• What is needed: All the data should come back exactly as it was given.

[Start Raw data]

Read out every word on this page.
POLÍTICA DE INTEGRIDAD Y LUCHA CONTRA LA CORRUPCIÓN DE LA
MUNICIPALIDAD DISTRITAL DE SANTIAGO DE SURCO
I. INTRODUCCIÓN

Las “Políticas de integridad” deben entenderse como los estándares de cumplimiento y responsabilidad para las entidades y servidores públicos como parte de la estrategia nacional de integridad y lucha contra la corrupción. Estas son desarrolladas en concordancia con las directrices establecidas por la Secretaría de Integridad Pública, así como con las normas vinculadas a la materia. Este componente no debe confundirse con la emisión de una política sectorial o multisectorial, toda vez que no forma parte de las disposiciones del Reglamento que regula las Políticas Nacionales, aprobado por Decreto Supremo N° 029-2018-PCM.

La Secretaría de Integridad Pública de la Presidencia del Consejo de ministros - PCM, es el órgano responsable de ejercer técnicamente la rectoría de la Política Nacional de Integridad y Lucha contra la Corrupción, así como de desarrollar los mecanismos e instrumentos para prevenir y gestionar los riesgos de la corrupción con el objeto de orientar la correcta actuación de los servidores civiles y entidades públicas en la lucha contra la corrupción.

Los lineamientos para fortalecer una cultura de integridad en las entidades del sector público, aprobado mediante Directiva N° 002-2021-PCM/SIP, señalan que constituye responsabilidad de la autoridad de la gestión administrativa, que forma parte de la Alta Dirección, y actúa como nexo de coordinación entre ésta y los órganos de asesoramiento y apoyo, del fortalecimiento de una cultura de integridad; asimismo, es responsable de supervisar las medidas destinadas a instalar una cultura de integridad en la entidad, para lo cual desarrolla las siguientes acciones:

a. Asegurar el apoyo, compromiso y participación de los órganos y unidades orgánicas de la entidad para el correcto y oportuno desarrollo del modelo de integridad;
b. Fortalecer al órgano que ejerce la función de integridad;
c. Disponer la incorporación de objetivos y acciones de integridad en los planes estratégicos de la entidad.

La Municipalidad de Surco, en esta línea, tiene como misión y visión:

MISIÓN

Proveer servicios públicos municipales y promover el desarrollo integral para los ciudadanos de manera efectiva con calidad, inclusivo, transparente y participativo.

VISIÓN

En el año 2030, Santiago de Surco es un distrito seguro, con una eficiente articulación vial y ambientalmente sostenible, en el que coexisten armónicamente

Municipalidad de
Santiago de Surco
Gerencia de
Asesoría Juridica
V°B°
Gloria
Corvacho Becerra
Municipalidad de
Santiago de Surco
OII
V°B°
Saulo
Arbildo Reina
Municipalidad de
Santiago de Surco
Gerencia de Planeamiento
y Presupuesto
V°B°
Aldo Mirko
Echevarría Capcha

[End Raw data]

• Written reply:
Read out every word on this page.
POLÍTICA DE INTEGRIDAD Y LUCHA CONTRA LA CORRUPCIÓN DE LA
MUNICIPALIDAD DISTRITAL DE SANTIAGO DE SURCO
I. INTRODUCCIÓN

Las “Políticas de integridad” deben entenderse como los estándares de cumplimiento y responsabilidad para las entidades y servidores públicos como parte de la estrategia nacional de integridad y lucha contra la corrupción. Estas son desarrolladas en concordancia con las directrices establecidas por la Secretaría de Integridad Pública, así como con las normas vinculadas a la materia. Este componente no debe confundirse con la emisión de una política sectorial o multisectorial, toda vez que no forma parte de las disposiciones del Reglamento que regula las Políticas Nacionales, aprobado por Decreto Supremo N° 029-2018-PCM.

La Secretaría de Integridad Pública de la Presidencia del Consejo de ministros - PCM, es el órgano responsable de ejercer técnicamente la rectoría de la Política Nacional de Integridad y Lucha contra la Corrupción, así como de desarrollar los mecanismos e instrumentos para prevenir y gestionar los riesgos de la corrupción con el objeto de orientar la correcta actuación de los servidores civiles y entidades públicas en la lucha contra la corrupción.

Los lineamientos para fortalecer una cultura de integridad en las entidades del sector público, aprobado mediante Directiva N° 002-2021-PCM/SIP, señalan que constituye responsabilidad de la autoridad de la gestión administrativa, que forma parte de la Alta Dirección, y actúa como nexo de coordinación entre ésta y los órganos de asesoramiento y apoyo, del fortalecimiento de una cultura de integridad; asimismo, es responsable de supervisar las medidas destinadas a instalar una cultura de integridad en la entidad, para lo cual desarrolla las siguientes acciones:

a. Asegurar el apoyo, compromiso y participación de los órganos y unidades orgánicas de la entidad para el correcto y oportuno desarrollo del modelo de integridad;
b. Fortalecer al órgano que ejerce la función de integridad;
c. Disponer la incorporación de objetivos y acciones de integridad en los planes estratégicos de la entidad.

La Municipalidad de Surco, en esta línea, tiene como misión y visión:

MISIÓN

Proveer servicios públicos municipales y promover el desarrollo integral para los ciudadanos de manera efectiva con calidad, inclusivo, transparente y participativo.

VISIÓN

En el año 2030, Santiago de Surco es un distrito seguro, con una eficiente articulación vial y ambientalmente sostenible, en el que coexisten armónicamente

Municipalidad de
Santiago de Surco
Gerencia de
Asesoría Juridica
V°B°
Gloria
Corvacho Becerra
Municipalidad de
Santiago de Surco
OII
V°B°
Saulo
Arbildo Reina
Municipalidad de
Santiago de Surco
Gerencia de Planeamiento
y Presupuesto
V°B°
Aldo Mirko
Echevarría Capcha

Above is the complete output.